### DIRECTIONS:
Output all of the entries below precisely as written.
** Start of DATASET RECORDS **
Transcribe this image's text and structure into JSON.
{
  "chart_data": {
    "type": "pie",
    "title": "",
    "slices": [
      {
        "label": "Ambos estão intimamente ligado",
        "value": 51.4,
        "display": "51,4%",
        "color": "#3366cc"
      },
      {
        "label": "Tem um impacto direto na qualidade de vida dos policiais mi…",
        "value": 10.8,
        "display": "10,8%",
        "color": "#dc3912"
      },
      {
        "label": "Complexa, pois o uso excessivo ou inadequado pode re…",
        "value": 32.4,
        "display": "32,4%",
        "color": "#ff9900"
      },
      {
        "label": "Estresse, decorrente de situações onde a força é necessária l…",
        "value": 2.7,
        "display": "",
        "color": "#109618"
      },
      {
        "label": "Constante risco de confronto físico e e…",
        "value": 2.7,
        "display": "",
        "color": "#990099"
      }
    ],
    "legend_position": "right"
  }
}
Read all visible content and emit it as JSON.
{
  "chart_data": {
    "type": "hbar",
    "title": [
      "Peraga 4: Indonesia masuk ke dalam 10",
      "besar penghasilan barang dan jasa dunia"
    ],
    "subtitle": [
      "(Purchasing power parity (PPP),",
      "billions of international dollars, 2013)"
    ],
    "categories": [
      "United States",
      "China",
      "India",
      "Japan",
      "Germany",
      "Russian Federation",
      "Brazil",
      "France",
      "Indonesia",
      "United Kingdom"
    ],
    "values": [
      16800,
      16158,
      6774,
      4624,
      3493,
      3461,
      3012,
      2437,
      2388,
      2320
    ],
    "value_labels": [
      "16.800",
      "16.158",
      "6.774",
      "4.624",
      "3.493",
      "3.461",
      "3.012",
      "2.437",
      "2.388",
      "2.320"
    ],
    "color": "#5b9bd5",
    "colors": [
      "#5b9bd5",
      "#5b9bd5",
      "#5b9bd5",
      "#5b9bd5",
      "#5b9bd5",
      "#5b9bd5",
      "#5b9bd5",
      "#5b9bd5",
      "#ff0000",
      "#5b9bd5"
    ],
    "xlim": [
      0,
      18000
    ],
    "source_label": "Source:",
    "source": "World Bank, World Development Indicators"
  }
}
** End of DATASET RECORDS **
### TASK RESULT:
Transcribe this image's text and structure into JSON.
{
  "chart_data": {
    "type": "pie",
    "title": "",
    "slices": [
      {
        "label": "Ambos estão intimamente ligado",
        "value": 51.4,
        "display": "51,4%",
        "color": "#3366cc"
      },
      {
        "label": "Tem um impacto direto na qualidade de vida dos policiais mi…",
        "value": 10.8,
        "display": "10,8%",
        "color": "#dc3912"
      },
      {
        "label": "Complexa, pois o uso excessivo ou inadequado pode re…",
        "value": 32.4,
        "display": "32,4%",
        "color": "#ff9900"
      },
      {
        "label": "Estresse, decorrente de situações onde a força é necessária l…",
        "value": 2.7,
        "display": "",
        "color": "#109618"
      },
      {
        "label": "Constante risco de confronto físico e e…",
        "value": 2.7,
        "display": "",
        "color": "#990099"
      }
    ],
    "legend_position": "right"
  }
}
Read all visible content and emit it as JSON.
{
  "chart_data": {
    "type": "hbar",
    "title": [
      "Peraga 4: Indonesia masuk ke dalam 10",
      "besar penghasilan barang dan jasa dunia"
    ],
    "subtitle": [
      "(Purchasing power parity (PPP),",
      "billions of international dollars, 2013)"
    ],
    "categories": [
      "United States",
      "China",
      "India",
      "Japan",
      "Germany",
      "Russian Federation",
      "Brazil",
      "France",
      "Indonesia",
      "United Kingdom"
    ],
    "values": [
      16800,
      16158,
      6774,
      4624,
      3493,
      3461,
      3012,
      2437,
      2388,
      2320
    ],
    "value_labels": [
      "16.800",
      "16.158",
      "6.774",
      "4.624",
      "3.493",
      "3.461",
      "3.012",
      "2.437",
      "2.388",
      "2.320"
    ],
    "color": "#5b9bd5",
    "colors": [
      "#5b9bd5",
      "#5b9bd5",
      "#5b9bd5",
      "#5b9bd5",
      "#5b9bd5",
      "#5b9bd5",
      "#5b9bd5",
      "#5b9bd5",
      "#ff0000",
      "#5b9bd5"
    ],
    "xlim": [
      0,
      18000
    ],
    "source_label": "Source:",
    "source": "World Bank, World Development Indicators"
  }
}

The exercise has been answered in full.